-- Begin RECORD EXCERPTS --
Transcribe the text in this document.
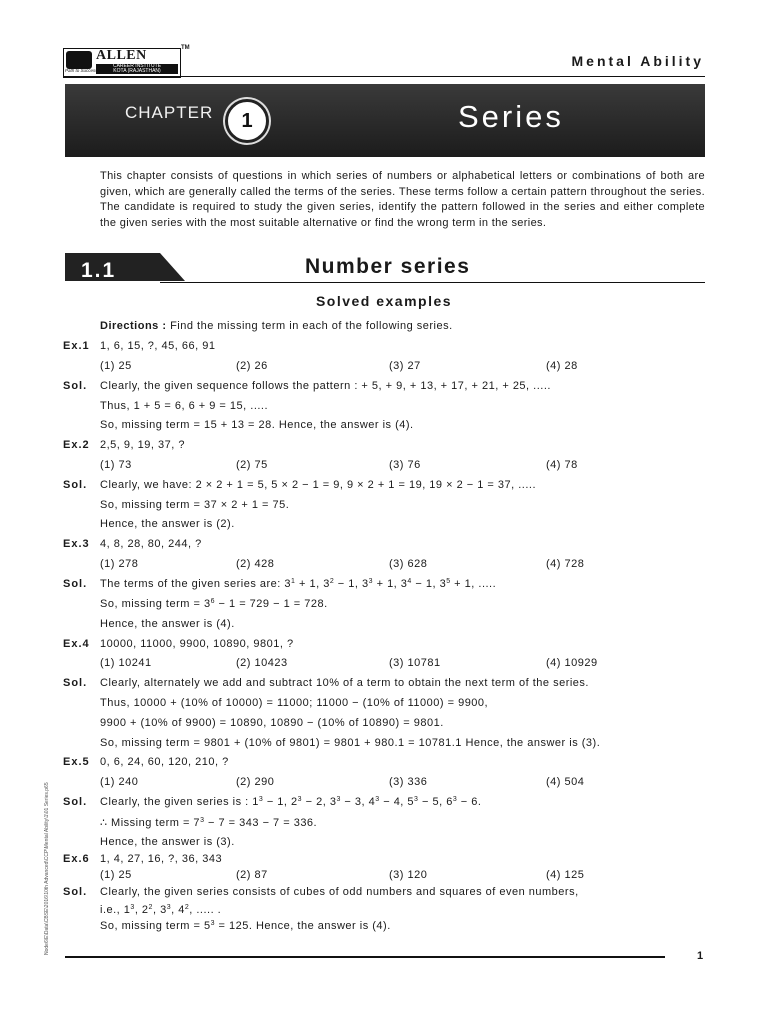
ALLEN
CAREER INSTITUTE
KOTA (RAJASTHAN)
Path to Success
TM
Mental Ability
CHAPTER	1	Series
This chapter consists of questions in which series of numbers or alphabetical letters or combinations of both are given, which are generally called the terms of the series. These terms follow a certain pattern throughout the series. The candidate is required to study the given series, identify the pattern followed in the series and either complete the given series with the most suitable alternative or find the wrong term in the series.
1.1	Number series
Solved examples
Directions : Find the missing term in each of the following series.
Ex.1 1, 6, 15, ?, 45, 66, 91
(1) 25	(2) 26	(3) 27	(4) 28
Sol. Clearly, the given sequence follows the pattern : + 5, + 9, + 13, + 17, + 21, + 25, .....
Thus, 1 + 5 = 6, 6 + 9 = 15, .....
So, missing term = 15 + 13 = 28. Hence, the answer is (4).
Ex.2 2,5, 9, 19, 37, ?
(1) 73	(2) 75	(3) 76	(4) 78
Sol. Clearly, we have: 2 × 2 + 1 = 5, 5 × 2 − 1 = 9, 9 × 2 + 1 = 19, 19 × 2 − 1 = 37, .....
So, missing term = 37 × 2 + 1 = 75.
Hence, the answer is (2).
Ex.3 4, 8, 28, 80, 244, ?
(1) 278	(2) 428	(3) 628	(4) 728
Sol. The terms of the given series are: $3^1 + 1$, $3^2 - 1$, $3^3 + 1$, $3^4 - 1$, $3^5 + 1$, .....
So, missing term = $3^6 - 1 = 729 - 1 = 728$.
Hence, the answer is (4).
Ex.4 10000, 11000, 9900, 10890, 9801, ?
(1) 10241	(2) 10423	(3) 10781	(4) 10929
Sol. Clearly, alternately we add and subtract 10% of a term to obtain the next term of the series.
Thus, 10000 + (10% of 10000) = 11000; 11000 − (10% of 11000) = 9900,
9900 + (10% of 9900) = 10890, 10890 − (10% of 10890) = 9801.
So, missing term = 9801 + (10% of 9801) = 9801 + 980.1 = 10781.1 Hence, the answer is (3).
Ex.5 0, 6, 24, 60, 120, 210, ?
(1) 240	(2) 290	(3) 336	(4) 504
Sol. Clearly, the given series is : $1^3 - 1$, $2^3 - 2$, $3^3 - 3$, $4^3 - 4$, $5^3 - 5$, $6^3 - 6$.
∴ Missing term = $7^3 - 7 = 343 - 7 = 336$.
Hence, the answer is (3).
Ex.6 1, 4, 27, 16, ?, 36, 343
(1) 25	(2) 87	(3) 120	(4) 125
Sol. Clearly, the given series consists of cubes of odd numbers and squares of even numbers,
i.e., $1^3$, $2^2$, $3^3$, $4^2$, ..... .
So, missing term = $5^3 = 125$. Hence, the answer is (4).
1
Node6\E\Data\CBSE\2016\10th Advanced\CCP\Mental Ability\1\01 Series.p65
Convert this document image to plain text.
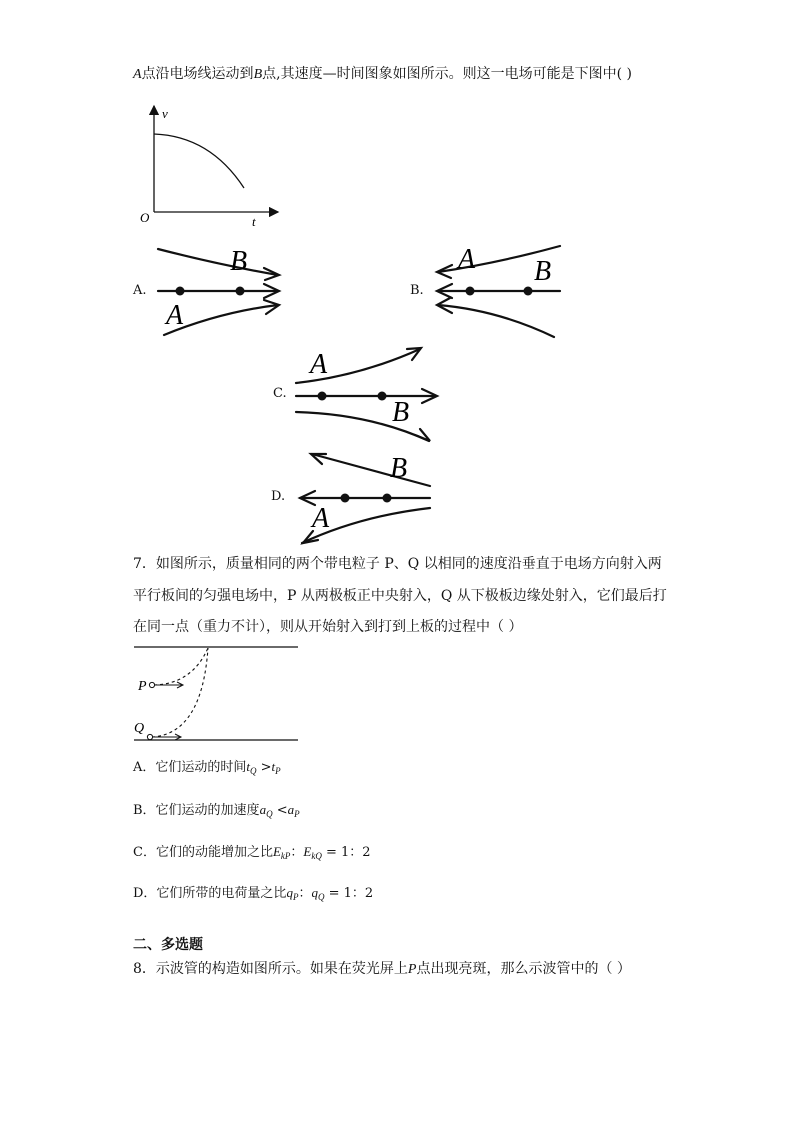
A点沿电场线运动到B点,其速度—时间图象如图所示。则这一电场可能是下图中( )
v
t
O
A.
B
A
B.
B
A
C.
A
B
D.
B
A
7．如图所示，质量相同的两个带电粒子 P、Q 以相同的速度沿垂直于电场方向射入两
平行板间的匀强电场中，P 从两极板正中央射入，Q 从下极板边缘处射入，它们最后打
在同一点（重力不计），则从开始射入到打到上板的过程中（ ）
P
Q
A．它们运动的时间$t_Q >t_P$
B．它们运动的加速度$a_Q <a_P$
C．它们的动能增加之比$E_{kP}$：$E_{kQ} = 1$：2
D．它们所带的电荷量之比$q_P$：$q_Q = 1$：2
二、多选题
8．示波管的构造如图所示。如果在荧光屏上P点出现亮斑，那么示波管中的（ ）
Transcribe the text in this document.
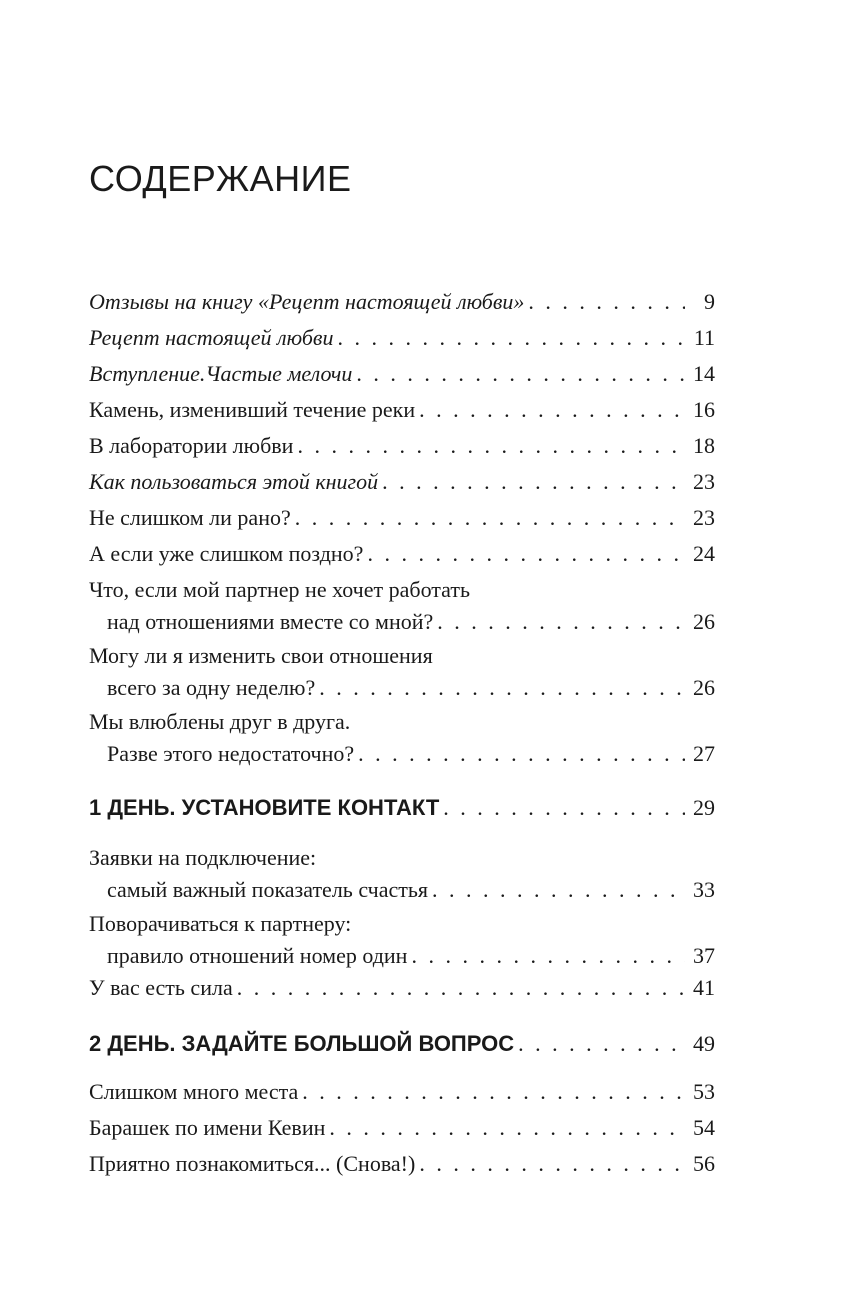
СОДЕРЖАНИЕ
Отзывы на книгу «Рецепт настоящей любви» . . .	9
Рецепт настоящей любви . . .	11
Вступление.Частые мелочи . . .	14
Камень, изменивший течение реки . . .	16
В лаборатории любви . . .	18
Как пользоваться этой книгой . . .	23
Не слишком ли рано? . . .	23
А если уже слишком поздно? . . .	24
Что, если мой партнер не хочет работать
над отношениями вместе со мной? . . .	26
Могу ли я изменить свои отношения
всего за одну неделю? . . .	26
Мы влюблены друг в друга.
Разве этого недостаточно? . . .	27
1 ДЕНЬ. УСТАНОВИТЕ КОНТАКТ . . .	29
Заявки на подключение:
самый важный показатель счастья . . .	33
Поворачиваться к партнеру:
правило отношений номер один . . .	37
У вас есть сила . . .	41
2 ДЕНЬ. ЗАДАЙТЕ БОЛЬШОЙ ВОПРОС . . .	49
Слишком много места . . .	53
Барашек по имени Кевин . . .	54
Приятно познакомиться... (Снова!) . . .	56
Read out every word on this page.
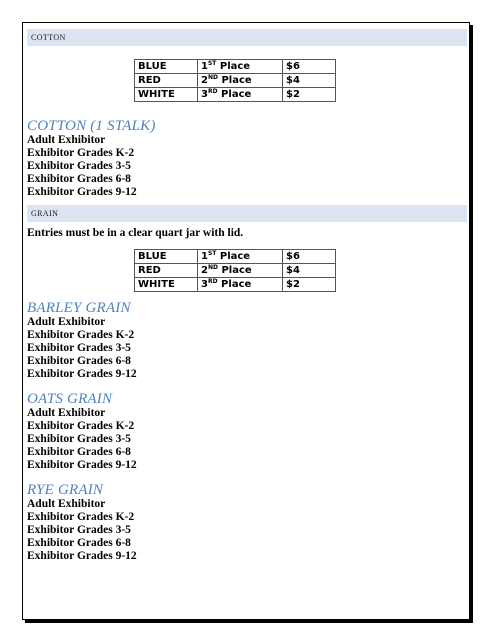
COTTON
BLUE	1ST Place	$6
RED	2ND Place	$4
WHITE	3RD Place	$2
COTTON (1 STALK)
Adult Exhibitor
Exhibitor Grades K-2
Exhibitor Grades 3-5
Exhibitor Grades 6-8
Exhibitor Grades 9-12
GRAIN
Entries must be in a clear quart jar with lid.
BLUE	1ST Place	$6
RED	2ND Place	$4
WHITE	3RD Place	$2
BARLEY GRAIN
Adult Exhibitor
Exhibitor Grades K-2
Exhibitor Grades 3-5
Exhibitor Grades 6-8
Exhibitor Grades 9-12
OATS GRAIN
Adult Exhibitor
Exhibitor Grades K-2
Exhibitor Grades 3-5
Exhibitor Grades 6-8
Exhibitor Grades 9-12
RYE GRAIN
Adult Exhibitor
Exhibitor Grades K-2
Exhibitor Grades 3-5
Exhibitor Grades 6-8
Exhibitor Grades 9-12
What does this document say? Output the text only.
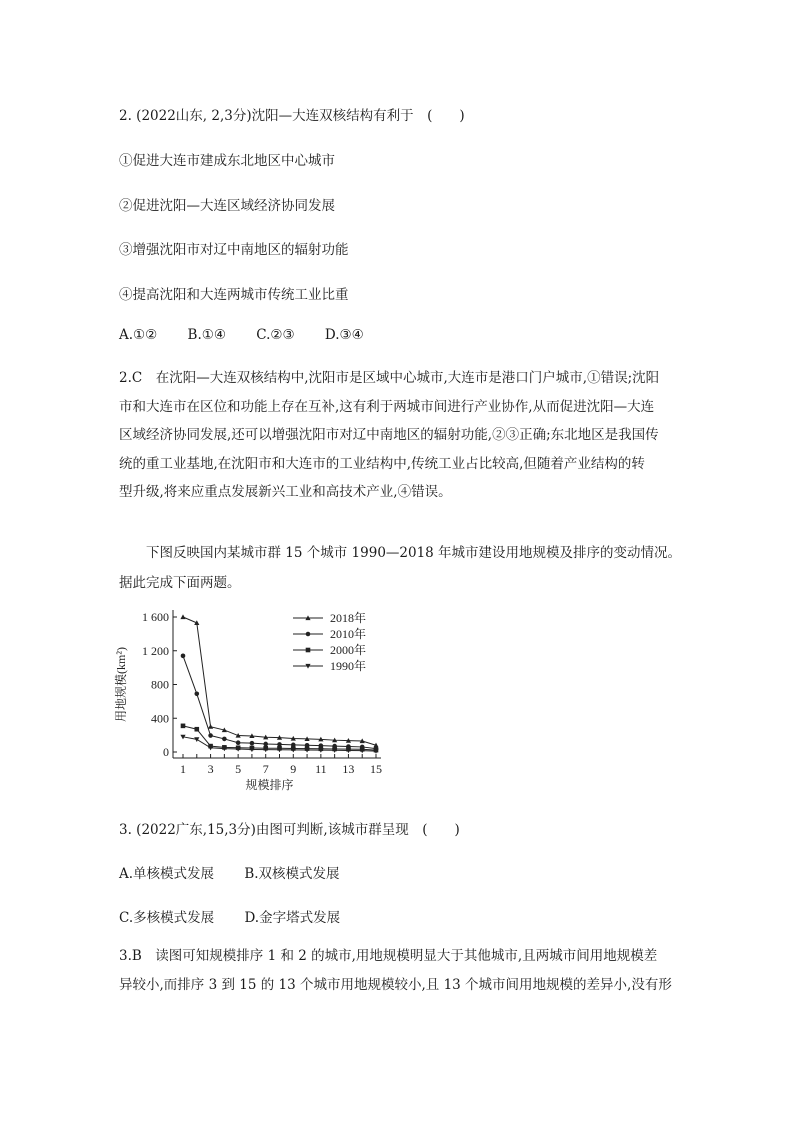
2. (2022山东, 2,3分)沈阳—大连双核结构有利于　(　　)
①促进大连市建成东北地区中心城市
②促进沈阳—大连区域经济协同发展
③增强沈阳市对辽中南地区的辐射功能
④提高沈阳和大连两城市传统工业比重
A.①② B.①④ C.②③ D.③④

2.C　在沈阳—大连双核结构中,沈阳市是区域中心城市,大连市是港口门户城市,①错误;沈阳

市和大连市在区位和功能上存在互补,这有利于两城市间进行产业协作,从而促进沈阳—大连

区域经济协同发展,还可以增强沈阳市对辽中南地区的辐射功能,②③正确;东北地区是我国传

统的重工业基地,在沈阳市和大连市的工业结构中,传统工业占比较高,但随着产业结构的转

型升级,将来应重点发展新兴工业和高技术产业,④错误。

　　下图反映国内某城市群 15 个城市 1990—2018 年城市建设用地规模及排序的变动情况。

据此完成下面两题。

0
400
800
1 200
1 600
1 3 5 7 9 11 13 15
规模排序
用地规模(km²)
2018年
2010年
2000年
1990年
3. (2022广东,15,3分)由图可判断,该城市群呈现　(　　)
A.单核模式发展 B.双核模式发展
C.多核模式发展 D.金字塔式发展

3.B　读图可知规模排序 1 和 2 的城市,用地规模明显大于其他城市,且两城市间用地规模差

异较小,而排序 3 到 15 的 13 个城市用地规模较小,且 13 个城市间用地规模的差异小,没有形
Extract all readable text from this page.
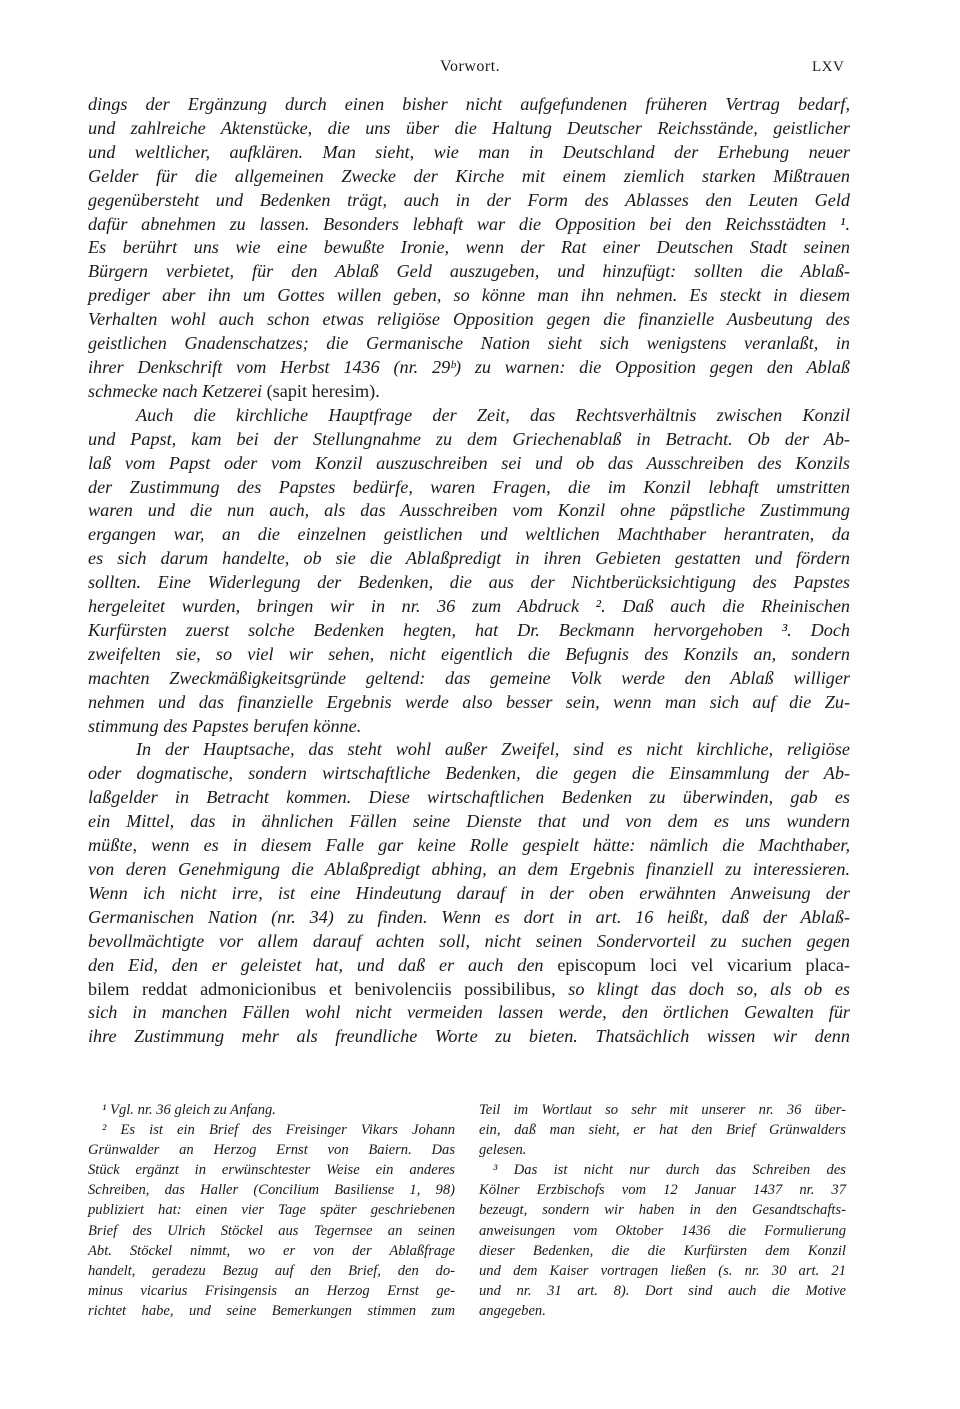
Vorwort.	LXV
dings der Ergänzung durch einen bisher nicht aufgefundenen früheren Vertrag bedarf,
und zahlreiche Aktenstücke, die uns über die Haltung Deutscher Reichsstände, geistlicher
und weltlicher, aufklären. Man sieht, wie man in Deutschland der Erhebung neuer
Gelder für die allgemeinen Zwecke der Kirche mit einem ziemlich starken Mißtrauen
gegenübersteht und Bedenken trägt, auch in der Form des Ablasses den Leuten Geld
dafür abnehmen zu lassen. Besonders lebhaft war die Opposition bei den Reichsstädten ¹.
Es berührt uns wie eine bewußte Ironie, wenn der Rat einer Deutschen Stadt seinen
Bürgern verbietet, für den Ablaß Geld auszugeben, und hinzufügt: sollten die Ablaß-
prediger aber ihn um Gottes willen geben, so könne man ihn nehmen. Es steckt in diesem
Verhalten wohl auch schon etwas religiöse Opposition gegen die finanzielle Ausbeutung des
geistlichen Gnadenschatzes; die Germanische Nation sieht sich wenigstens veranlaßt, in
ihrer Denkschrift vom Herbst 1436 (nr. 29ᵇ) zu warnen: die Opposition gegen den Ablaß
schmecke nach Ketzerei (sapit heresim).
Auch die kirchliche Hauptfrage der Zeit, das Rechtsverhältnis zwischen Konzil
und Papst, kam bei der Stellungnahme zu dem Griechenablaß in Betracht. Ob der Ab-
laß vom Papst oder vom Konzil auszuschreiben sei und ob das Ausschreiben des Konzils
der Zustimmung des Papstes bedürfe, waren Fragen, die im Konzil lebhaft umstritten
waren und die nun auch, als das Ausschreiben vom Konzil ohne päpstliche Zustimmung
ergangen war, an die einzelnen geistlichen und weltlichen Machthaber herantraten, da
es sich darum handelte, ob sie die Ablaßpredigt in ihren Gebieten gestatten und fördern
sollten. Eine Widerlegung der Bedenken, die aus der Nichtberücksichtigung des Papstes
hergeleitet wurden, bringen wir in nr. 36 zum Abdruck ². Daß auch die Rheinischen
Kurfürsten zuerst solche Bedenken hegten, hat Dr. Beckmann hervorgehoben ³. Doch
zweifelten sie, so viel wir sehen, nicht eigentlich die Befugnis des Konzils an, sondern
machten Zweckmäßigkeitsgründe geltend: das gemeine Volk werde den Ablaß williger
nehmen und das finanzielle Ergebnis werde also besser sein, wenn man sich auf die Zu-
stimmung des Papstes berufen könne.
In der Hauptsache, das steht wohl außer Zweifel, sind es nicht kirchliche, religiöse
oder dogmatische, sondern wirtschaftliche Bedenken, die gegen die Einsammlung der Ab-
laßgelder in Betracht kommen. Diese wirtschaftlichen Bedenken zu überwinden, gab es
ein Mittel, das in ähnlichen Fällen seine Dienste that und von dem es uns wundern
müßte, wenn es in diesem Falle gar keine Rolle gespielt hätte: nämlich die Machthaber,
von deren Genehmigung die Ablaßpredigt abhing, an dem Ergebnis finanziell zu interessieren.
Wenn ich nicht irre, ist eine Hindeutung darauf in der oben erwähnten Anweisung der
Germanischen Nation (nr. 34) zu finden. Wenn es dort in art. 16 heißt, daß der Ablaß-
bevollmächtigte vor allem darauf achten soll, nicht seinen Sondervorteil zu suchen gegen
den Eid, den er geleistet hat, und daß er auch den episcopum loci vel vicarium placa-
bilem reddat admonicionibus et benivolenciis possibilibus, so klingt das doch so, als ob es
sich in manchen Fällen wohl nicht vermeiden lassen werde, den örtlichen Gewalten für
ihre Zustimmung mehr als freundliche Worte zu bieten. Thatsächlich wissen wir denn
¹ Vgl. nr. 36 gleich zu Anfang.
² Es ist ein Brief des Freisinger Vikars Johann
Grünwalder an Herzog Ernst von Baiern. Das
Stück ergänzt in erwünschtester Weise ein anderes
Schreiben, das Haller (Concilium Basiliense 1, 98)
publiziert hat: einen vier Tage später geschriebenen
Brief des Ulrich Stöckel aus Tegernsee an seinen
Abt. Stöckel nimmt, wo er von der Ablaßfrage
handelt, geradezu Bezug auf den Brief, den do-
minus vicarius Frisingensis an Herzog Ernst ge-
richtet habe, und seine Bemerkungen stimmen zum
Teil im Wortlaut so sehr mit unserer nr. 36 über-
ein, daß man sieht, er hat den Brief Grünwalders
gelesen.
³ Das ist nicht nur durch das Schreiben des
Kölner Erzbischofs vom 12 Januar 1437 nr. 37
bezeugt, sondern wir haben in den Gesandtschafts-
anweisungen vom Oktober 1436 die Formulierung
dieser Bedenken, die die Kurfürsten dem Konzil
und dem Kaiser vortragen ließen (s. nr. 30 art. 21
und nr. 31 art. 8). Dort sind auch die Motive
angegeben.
-- End RECORD EXCERPTS --
Report how many lines include the word "kirchliche". Give nothing but the number.

2